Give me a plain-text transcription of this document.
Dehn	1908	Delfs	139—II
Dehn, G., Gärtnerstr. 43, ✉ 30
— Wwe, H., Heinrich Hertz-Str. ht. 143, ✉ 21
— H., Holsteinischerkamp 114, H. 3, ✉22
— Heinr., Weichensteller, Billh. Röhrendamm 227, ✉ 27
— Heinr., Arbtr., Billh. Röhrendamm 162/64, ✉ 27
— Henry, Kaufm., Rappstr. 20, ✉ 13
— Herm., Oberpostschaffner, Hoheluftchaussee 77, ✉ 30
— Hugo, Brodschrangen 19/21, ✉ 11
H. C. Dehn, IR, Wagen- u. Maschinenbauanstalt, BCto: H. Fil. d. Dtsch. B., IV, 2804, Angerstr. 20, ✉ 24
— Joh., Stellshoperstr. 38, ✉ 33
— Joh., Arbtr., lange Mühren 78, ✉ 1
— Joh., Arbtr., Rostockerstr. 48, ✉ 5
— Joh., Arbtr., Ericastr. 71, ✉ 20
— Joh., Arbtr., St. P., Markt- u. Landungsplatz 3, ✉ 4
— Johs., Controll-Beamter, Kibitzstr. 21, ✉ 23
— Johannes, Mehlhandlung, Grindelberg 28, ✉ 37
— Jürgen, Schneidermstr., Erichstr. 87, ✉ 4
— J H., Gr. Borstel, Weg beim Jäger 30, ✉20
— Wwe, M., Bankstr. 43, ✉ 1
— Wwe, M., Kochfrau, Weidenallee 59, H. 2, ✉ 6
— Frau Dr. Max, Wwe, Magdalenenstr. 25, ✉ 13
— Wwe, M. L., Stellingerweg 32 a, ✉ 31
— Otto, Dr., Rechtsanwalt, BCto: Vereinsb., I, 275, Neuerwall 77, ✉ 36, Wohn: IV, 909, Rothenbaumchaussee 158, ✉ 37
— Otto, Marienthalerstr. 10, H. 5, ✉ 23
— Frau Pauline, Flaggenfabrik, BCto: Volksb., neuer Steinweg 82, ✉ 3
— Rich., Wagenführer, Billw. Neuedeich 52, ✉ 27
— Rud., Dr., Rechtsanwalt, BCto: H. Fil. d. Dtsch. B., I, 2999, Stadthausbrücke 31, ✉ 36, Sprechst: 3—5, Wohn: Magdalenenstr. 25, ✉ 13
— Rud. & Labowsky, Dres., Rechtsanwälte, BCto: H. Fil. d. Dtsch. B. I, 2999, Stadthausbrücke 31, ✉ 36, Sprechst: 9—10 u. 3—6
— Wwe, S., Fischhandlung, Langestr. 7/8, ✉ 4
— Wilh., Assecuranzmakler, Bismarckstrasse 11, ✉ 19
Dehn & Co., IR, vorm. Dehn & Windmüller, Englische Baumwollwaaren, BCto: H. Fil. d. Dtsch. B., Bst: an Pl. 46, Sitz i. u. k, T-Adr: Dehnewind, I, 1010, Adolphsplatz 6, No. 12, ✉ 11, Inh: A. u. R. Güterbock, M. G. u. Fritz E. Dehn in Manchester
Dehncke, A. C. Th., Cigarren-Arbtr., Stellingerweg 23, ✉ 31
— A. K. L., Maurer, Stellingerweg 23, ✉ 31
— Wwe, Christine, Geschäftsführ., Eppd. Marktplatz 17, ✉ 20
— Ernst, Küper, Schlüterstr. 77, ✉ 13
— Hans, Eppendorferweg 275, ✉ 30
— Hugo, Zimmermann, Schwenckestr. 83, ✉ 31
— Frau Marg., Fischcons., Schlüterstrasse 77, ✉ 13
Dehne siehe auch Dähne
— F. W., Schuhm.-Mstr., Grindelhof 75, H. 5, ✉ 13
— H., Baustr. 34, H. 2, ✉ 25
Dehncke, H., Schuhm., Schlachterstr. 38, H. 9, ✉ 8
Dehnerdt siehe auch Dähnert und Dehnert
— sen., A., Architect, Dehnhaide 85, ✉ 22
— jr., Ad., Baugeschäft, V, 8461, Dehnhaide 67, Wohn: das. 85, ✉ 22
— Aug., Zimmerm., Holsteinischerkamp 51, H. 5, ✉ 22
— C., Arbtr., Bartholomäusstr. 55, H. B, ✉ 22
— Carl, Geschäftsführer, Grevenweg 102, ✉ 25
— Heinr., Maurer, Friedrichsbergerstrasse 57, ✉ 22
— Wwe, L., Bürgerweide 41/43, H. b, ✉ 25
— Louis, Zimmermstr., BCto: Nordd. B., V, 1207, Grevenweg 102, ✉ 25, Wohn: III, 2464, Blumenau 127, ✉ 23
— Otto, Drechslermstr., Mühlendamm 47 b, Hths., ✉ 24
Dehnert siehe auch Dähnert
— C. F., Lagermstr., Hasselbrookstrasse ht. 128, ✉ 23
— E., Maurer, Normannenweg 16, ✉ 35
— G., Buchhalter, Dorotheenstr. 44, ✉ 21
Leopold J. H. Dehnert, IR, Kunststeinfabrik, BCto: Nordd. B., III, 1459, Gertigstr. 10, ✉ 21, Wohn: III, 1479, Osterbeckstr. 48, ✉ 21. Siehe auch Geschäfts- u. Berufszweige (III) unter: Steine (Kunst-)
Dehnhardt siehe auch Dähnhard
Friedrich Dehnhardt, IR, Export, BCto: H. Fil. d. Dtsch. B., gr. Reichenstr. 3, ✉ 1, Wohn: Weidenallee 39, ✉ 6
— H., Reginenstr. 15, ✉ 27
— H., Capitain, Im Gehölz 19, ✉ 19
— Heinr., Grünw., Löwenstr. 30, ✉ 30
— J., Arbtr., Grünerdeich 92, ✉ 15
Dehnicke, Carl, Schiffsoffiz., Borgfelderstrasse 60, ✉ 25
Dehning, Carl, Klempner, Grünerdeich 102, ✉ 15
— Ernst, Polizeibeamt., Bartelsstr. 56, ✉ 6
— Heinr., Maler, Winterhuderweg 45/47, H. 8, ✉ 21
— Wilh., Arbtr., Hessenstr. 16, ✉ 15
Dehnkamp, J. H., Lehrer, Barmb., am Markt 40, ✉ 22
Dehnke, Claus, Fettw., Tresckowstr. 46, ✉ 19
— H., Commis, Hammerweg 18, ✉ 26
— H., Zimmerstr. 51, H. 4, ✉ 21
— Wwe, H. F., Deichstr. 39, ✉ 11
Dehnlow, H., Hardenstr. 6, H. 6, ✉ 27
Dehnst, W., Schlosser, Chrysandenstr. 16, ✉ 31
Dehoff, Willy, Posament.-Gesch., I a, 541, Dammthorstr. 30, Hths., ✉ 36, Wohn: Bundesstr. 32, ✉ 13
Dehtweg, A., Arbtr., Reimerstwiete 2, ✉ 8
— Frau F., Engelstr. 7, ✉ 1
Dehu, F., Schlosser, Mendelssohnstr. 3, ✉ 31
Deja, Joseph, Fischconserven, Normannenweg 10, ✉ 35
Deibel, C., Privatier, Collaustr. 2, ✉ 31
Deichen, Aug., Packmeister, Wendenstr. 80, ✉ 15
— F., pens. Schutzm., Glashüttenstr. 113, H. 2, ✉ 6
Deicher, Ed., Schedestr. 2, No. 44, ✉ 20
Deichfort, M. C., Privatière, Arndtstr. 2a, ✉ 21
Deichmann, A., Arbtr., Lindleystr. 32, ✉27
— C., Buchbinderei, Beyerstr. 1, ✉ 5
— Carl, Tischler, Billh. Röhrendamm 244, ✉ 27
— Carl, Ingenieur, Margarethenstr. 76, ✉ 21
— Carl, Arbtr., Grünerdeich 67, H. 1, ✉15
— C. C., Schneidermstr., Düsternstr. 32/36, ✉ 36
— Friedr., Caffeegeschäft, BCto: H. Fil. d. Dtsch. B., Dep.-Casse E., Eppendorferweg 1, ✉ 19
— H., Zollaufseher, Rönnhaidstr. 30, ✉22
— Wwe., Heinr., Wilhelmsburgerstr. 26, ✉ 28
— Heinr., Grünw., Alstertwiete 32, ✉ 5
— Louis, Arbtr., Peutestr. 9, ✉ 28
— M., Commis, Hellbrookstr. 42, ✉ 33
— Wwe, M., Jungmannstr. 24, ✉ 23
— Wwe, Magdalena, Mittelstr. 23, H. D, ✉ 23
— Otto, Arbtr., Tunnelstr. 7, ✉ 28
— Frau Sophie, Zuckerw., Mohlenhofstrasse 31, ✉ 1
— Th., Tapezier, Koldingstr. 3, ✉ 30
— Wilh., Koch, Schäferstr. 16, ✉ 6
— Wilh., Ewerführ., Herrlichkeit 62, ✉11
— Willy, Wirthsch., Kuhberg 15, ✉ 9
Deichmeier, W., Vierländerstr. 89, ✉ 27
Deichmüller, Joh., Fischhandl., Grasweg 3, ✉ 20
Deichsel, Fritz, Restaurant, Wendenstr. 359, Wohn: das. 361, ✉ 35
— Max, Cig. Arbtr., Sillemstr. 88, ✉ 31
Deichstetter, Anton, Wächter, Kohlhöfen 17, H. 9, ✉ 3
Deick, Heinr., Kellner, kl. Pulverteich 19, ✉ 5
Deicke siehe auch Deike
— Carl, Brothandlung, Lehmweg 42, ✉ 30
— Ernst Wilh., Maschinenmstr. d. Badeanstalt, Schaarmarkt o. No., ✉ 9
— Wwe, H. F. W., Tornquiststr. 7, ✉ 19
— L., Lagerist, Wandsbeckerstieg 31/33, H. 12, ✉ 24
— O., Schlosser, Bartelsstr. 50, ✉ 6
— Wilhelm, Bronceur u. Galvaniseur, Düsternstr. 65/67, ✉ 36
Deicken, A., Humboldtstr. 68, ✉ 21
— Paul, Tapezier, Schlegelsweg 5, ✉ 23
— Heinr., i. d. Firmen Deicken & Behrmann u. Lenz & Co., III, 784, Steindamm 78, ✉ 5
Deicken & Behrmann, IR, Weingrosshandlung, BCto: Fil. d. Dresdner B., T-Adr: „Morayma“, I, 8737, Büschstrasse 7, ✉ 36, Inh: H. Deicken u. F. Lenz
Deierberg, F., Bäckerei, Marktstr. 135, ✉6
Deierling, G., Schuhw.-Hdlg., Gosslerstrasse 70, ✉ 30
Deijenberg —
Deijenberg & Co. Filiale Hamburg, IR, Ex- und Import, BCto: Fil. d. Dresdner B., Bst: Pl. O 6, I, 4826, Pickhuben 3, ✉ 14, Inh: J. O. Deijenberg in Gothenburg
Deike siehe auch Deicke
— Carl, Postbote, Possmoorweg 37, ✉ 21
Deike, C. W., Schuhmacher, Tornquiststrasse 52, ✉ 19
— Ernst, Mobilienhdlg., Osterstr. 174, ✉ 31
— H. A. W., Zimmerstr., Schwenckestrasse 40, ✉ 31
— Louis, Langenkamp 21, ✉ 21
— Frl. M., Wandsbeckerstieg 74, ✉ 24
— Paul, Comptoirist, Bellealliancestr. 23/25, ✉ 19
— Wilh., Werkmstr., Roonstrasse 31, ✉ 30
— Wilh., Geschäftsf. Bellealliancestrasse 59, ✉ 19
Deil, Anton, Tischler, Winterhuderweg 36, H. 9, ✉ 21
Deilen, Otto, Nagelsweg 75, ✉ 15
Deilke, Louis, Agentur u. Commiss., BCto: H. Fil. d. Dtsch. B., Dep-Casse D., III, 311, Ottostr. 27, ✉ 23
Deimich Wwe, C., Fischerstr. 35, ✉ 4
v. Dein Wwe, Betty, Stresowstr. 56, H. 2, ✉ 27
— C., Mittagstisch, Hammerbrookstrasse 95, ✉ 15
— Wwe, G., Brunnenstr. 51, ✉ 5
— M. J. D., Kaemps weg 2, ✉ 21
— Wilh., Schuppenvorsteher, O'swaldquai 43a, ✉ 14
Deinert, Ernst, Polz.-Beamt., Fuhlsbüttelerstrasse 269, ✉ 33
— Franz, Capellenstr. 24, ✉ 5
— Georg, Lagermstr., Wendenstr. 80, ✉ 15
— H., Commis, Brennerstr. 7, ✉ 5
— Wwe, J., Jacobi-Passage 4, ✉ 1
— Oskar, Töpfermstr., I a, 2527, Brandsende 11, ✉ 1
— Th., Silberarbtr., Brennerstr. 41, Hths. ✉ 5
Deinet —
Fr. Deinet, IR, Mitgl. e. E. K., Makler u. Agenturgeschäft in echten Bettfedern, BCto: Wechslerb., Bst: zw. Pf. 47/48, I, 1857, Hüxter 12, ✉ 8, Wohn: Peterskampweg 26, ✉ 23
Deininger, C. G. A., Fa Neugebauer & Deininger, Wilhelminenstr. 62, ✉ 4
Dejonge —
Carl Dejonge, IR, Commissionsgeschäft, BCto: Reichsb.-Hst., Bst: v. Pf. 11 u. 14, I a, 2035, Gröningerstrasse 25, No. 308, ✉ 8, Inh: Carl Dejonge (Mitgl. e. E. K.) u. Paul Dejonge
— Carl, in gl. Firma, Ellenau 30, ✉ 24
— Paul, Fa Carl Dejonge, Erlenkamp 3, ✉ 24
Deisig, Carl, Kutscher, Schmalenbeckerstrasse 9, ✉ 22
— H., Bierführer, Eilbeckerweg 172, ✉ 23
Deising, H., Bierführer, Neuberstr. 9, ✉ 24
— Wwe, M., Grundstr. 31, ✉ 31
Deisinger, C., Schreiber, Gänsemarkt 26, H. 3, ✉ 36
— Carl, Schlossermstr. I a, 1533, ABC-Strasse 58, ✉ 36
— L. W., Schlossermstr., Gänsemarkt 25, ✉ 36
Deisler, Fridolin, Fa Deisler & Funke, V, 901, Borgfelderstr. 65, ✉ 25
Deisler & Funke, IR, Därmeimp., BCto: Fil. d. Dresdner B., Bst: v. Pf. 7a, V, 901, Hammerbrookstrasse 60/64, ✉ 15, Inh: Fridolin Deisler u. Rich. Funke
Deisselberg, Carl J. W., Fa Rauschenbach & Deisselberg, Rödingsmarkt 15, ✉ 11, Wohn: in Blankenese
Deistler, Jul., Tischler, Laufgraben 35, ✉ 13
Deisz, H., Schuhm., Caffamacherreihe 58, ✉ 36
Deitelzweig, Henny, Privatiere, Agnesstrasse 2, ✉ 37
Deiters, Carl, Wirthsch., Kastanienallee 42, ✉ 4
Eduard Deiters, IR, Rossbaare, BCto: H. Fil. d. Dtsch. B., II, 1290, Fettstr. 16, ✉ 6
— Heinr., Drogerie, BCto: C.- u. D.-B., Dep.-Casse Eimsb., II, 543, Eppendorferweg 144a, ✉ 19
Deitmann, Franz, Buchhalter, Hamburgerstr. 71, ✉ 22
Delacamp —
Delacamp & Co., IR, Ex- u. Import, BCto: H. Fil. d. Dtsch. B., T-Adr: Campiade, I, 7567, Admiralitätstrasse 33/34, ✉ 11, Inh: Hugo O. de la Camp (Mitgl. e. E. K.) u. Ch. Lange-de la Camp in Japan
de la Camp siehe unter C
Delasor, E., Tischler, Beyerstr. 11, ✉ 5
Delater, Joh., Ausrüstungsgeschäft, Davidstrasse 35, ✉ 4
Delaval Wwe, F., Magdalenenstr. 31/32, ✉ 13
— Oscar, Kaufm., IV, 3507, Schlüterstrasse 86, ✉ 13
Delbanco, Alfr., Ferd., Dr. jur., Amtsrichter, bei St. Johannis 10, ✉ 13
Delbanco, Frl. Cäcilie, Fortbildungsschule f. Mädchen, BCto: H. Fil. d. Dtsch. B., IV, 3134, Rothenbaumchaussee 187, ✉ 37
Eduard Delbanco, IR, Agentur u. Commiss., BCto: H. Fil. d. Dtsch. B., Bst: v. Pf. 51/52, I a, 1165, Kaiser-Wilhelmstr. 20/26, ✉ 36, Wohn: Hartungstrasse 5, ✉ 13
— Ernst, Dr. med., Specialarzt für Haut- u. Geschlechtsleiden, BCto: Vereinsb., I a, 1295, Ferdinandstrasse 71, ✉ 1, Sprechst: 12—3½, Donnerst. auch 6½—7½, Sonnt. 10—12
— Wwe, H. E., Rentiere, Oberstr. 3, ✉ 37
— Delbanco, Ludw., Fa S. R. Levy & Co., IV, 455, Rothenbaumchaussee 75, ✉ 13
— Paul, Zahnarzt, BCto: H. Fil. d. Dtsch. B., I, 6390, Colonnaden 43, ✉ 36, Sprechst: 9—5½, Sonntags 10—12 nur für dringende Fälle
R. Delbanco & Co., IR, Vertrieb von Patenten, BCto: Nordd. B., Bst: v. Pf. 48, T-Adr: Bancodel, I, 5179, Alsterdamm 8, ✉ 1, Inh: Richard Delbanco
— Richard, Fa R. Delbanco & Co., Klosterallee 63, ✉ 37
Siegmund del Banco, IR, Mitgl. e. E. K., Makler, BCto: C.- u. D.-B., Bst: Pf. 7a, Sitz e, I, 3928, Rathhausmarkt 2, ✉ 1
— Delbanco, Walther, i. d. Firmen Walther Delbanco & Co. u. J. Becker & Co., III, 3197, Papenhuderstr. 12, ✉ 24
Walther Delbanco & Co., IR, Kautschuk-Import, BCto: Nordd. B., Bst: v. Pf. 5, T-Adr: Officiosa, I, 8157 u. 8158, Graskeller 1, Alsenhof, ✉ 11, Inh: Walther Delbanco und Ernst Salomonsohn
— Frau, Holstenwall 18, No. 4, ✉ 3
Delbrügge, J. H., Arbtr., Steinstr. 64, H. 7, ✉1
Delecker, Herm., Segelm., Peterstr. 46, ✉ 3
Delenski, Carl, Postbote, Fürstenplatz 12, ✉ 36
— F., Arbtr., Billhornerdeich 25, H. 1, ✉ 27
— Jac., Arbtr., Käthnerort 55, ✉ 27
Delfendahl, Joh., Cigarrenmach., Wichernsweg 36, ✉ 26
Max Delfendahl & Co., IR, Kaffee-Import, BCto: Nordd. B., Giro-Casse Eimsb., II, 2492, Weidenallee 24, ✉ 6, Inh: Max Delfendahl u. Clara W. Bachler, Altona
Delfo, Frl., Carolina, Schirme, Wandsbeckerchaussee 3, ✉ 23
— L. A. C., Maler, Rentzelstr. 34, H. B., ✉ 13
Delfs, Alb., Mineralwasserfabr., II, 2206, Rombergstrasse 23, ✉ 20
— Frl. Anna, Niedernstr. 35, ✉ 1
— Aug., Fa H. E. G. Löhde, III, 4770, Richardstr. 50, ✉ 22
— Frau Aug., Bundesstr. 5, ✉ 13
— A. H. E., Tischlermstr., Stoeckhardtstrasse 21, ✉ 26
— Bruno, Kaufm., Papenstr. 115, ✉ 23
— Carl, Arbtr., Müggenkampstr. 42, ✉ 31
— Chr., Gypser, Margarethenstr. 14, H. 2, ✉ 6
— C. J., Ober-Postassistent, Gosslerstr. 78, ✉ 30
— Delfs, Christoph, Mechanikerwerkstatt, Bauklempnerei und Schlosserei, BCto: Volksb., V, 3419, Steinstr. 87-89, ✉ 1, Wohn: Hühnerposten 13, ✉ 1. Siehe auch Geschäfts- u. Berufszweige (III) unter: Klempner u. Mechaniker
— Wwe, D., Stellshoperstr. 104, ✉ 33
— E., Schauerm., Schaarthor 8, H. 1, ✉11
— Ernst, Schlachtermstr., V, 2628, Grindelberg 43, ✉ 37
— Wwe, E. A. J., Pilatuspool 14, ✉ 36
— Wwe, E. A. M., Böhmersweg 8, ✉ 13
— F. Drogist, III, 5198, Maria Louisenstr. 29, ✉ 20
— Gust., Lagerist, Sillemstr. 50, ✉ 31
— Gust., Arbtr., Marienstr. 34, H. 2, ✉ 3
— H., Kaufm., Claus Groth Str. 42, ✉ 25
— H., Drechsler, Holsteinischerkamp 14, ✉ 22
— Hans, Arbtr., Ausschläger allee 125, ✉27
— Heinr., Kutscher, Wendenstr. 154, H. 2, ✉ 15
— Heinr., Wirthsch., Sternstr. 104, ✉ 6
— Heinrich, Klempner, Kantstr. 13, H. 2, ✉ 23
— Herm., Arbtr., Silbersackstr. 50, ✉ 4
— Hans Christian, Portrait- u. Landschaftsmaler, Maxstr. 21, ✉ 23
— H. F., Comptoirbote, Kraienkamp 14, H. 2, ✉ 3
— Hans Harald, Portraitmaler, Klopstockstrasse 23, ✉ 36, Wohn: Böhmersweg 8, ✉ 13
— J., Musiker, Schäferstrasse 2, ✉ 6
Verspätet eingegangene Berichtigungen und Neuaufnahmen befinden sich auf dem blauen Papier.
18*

+--

■ Exercise directions: Show every line in the records above that contains the word "Steinstr".

■ The answer:
Delbrügge, J. H., Arbtr., Steinstr. 64, H. 7, ✉1
— Delfs, Christoph, Mechanikerwerkstatt, Bauklempnerei und Schlosserei, BCto: Volksb., V, 3419, Steinstr. 87-89, ✉ 1, Wohn: Hühnerposten 13, ✉ 1. Siehe auch Geschäfts- u. Berufszweige (III) unter: Klempner u. Mechaniker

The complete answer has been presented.